• **ENTRIES**:
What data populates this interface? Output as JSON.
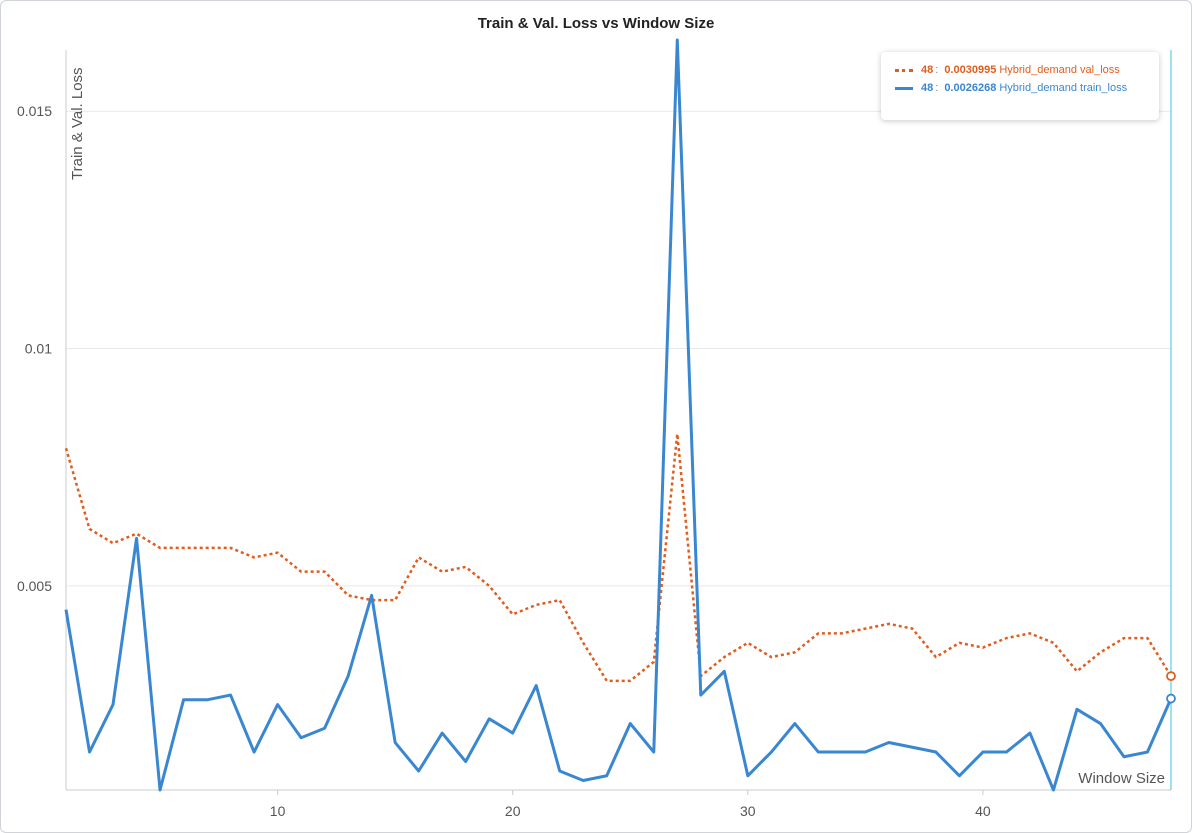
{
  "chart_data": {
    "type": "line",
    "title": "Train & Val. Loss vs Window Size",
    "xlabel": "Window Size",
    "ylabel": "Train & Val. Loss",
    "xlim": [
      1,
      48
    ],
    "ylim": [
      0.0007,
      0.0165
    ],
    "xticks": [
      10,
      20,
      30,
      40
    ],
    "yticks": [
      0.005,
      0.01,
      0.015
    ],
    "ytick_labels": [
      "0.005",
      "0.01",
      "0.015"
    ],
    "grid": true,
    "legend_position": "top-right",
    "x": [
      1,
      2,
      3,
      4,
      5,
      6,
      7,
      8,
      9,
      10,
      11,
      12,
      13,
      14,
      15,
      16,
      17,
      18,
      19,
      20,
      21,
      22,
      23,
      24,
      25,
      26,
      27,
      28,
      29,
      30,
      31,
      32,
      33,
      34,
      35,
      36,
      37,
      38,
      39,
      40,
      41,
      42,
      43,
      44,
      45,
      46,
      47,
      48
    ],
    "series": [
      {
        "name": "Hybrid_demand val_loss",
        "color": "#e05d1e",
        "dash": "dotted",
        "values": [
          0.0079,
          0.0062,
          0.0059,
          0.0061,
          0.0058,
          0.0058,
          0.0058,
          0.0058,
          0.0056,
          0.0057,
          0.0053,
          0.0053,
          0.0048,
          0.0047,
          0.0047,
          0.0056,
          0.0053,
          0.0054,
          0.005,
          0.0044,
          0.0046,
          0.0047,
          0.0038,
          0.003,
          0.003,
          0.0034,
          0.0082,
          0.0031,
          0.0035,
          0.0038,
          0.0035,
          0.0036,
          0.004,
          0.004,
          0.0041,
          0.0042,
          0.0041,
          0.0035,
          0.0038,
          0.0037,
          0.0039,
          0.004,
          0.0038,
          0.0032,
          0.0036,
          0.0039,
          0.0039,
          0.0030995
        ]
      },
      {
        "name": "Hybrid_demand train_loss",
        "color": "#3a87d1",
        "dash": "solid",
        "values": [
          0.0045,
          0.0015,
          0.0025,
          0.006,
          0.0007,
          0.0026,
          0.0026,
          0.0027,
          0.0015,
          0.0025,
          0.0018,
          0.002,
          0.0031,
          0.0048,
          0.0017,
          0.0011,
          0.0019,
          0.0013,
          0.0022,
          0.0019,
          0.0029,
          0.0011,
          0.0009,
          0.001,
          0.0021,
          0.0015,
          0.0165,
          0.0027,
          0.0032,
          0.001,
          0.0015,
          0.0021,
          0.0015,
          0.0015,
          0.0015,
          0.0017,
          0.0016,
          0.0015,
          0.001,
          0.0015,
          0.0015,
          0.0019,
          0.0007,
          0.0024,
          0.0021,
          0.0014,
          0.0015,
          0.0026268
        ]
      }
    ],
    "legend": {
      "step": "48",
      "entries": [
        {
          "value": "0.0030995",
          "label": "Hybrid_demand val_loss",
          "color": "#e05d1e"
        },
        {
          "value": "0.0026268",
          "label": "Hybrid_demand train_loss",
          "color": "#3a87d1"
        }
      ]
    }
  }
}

--

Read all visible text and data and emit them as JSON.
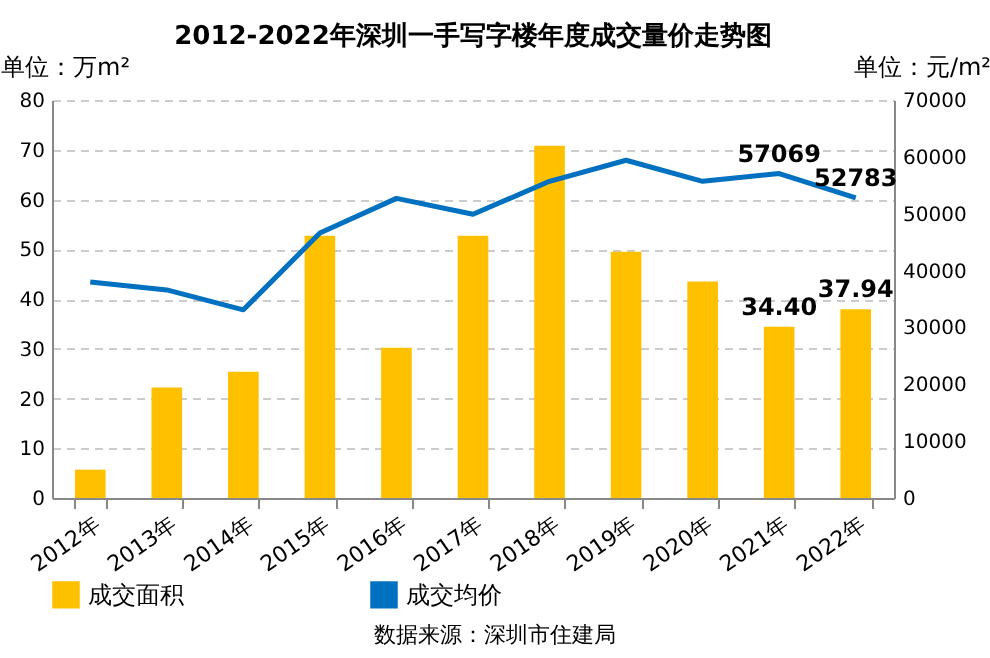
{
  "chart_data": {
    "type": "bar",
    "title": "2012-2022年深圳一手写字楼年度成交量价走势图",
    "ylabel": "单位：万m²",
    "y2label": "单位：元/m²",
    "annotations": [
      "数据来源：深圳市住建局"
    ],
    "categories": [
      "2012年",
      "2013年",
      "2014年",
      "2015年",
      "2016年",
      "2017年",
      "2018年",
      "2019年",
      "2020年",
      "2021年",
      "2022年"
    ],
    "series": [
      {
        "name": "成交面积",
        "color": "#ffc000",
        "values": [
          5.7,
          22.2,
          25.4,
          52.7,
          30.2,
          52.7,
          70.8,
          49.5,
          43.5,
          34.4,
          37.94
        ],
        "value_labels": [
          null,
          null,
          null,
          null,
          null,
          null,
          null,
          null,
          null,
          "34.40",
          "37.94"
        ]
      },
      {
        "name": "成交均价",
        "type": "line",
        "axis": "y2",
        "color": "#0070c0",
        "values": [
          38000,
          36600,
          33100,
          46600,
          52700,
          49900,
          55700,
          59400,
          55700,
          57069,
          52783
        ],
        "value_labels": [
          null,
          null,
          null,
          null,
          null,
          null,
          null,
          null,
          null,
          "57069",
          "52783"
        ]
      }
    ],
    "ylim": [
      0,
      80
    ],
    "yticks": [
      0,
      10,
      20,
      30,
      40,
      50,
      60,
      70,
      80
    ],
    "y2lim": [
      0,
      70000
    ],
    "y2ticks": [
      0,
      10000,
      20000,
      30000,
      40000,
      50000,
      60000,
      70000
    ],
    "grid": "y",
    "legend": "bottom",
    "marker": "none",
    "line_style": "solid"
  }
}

• **THE PROBLEM**:
Search the records for the word "title", then list every line that has it.

• **RESPONSE TO THE TASK**:
    "title": "Train & Val. Loss vs Window Size",
    "title": "2012-2022年深圳一手写字楼年度成交量价走势图",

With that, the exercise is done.